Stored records
-=-=-
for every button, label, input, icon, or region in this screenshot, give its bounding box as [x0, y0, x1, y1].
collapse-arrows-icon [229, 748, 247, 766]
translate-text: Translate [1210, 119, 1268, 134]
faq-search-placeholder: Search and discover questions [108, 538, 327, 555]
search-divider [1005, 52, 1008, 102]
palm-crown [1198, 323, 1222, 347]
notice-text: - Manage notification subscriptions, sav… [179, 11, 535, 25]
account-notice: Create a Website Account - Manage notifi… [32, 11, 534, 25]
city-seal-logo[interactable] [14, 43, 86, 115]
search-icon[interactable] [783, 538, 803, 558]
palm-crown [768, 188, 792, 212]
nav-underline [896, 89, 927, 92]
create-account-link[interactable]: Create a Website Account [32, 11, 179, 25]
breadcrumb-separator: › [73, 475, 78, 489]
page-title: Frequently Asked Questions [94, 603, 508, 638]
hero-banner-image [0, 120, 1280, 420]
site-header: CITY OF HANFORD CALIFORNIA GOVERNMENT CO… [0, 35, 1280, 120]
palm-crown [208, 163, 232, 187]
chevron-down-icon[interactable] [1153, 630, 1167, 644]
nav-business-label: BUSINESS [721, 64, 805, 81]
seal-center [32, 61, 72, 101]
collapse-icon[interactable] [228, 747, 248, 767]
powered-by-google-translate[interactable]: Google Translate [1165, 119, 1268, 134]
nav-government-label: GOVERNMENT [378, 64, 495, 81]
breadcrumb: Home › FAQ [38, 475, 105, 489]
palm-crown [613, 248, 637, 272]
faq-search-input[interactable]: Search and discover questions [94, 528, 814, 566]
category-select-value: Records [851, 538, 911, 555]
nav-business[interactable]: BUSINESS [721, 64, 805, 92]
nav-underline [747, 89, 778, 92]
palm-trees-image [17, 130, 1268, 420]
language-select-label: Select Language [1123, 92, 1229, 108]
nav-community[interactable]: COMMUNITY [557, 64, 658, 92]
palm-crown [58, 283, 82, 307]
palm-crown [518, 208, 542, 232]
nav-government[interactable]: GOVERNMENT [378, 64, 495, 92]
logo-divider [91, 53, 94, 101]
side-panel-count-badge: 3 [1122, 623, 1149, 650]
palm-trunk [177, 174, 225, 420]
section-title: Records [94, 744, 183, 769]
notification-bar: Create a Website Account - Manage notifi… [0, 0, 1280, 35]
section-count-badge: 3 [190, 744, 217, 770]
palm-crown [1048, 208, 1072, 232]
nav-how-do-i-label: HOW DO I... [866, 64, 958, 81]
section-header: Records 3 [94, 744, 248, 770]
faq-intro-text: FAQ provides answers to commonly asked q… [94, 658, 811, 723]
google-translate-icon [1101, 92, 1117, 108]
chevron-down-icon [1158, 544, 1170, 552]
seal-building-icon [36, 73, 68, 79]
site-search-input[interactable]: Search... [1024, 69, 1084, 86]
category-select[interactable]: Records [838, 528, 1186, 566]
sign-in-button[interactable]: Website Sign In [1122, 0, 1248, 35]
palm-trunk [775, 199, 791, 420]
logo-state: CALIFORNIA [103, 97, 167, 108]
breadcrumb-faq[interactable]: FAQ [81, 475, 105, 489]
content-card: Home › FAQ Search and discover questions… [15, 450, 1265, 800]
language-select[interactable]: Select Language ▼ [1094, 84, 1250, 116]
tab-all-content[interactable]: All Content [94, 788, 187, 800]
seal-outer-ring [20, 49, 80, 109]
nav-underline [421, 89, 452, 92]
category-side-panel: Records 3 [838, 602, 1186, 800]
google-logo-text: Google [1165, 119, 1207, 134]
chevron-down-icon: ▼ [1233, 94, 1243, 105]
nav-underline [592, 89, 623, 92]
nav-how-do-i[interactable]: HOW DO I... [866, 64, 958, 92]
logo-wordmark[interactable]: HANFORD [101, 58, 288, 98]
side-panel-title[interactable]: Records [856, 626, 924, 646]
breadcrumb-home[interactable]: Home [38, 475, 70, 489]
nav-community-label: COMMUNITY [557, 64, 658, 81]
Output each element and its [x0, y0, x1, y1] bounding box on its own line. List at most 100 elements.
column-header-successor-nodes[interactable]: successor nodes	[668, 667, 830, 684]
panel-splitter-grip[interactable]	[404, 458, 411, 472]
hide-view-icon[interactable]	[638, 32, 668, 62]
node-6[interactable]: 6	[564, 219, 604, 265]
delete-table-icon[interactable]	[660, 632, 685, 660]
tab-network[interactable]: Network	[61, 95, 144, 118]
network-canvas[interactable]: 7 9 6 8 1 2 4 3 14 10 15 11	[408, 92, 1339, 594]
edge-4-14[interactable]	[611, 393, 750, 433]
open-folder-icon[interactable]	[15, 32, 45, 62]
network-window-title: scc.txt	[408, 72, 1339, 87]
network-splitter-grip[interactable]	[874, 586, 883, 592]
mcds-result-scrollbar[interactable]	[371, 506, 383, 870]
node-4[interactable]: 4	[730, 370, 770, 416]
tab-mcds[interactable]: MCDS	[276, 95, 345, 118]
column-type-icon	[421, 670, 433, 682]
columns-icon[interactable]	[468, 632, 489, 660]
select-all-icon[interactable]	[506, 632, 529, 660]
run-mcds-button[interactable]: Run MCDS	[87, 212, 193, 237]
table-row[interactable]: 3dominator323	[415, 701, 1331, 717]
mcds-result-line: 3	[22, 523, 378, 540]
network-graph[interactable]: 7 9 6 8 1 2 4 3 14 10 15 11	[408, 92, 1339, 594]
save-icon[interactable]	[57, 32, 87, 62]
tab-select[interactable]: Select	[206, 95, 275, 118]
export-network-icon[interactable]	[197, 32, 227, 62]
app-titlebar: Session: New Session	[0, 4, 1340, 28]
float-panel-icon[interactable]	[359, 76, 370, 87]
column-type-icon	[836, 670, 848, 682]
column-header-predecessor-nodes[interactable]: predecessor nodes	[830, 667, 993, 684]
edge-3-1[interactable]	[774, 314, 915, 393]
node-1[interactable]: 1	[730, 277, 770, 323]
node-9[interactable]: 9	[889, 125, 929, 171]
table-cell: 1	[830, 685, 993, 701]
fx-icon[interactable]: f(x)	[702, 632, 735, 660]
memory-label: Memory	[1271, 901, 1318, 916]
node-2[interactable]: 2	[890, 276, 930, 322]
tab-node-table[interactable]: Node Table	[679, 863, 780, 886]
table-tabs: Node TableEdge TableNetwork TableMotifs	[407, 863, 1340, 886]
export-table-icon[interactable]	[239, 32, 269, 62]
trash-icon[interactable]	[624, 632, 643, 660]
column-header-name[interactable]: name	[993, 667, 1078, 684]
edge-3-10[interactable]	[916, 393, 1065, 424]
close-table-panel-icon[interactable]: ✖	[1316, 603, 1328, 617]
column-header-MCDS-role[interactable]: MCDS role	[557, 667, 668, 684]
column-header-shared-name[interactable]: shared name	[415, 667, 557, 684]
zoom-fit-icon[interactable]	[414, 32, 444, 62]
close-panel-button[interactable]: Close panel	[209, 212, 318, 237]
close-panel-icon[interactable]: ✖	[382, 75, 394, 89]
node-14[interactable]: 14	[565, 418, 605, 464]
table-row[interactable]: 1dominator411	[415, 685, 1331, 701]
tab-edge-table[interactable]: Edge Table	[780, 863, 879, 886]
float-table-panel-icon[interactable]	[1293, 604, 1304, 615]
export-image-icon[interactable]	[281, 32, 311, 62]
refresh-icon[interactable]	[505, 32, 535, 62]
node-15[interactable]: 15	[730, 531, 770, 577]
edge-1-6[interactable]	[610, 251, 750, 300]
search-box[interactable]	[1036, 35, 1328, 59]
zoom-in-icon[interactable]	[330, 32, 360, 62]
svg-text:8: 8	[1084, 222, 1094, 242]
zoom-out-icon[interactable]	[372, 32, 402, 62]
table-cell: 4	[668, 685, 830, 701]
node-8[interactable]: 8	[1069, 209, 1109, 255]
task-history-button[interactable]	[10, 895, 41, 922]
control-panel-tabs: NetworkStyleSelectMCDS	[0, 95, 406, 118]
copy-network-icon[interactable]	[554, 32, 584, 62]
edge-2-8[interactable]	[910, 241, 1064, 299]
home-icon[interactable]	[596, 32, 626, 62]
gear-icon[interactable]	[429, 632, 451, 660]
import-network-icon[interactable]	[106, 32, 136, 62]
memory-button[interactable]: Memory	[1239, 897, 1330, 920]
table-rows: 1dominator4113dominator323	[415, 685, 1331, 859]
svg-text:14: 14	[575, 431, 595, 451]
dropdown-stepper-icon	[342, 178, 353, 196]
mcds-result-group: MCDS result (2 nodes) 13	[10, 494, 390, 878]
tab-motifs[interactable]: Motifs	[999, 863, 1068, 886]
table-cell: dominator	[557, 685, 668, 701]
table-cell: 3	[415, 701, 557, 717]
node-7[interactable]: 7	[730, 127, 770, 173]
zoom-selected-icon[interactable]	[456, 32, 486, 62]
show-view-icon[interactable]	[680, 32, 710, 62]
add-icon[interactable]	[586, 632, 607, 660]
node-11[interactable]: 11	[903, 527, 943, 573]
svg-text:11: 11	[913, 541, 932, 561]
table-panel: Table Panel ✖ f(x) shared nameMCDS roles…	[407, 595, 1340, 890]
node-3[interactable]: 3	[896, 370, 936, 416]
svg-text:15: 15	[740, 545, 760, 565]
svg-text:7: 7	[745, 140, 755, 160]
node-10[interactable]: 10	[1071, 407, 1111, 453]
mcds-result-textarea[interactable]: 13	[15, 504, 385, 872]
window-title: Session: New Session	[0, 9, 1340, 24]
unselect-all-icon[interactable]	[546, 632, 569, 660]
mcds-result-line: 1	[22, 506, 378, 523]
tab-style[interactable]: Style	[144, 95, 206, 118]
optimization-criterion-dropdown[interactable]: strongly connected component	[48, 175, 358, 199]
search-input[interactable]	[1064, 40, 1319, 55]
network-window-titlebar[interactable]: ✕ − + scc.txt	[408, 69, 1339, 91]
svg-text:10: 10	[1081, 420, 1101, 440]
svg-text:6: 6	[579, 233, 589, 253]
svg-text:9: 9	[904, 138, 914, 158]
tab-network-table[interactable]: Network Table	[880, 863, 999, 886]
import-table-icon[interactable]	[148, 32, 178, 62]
-=-=-
What the task asks
Quote the rows from the first one down through the row containing "palm-crown [208, 163, 232, 187]", inclusive, reproducing each line character for character.

Answer to this problem
for every button, label, input, icon, or region in this screenshot, give its bounding box as [x0, y0, x1, y1].
collapse-arrows-icon [229, 748, 247, 766]
translate-text: Translate [1210, 119, 1268, 134]
faq-search-placeholder: Search and discover questions [108, 538, 327, 555]
search-divider [1005, 52, 1008, 102]
palm-crown [1198, 323, 1222, 347]
notice-text: - Manage notification subscriptions, sav… [179, 11, 535, 25]
account-notice: Create a Website Account - Manage notifi… [32, 11, 534, 25]
city-seal-logo[interactable] [14, 43, 86, 115]
search-icon[interactable] [783, 538, 803, 558]
palm-crown [768, 188, 792, 212]
nav-underline [896, 89, 927, 92]
create-account-link[interactable]: Create a Website Account [32, 11, 179, 25]
breadcrumb-separator: › [73, 475, 78, 489]
page-title: Frequently Asked Questions [94, 603, 508, 638]
hero-banner-image [0, 120, 1280, 420]
site-header: CITY OF HANFORD CALIFORNIA GOVERNMENT CO… [0, 35, 1280, 120]
palm-crown [208, 163, 232, 187]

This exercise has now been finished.